(Written exercise): Out of the lines in this data, how many include "Support"? Give the number and nothing else.

(Dataset records):
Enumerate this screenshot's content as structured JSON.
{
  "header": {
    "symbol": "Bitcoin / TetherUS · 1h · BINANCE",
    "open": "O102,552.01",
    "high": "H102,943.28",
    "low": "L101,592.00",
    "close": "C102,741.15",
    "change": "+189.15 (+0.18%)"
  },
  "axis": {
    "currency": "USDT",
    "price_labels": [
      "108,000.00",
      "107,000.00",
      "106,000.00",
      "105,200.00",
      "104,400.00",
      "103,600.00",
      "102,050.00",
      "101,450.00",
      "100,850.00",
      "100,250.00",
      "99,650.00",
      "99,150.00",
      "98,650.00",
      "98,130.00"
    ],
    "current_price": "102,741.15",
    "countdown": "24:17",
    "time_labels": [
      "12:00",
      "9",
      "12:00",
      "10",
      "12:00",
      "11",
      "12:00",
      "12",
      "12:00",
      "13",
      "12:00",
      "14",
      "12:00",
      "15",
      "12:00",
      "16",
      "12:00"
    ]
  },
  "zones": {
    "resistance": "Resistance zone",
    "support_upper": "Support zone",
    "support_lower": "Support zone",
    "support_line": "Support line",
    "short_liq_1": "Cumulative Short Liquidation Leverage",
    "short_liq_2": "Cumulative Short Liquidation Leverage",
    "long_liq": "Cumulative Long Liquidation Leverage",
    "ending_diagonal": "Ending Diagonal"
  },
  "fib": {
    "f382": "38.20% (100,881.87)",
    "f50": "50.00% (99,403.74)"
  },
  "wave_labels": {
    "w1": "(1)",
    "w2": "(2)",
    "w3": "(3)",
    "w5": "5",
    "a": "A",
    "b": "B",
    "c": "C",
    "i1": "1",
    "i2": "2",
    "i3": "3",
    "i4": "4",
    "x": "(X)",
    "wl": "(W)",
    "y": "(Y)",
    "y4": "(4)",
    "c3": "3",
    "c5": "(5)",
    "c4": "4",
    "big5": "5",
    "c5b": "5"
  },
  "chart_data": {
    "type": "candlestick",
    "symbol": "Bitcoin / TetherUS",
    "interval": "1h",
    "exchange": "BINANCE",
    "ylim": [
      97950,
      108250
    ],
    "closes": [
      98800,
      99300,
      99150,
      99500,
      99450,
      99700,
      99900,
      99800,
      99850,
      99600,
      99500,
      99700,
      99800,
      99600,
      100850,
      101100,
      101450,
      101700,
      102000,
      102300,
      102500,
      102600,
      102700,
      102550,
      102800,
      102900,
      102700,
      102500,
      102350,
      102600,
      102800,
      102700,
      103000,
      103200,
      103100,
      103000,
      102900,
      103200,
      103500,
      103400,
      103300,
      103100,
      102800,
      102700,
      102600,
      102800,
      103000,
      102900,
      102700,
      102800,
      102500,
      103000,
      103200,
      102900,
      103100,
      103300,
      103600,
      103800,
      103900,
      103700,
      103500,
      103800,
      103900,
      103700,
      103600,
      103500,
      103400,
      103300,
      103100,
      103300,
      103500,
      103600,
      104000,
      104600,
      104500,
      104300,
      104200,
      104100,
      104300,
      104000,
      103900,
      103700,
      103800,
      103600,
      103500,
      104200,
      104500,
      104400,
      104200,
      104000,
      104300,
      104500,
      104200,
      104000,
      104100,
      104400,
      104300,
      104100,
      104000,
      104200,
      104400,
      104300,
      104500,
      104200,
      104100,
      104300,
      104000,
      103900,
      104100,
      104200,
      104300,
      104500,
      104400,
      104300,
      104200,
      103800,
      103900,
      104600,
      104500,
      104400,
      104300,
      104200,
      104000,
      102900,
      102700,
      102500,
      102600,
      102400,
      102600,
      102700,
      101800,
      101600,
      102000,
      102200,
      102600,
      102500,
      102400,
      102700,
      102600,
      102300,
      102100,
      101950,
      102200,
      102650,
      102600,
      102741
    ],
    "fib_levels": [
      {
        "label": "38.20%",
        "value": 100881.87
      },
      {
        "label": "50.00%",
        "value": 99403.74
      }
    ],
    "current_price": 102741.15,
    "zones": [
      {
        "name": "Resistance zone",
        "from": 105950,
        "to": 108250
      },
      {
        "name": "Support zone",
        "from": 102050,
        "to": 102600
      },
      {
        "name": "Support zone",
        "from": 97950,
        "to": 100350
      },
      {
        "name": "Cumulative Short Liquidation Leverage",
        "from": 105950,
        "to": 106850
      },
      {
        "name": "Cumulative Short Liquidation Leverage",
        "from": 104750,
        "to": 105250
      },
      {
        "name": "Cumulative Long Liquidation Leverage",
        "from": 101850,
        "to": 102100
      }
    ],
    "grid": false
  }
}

(Reply to the task): 5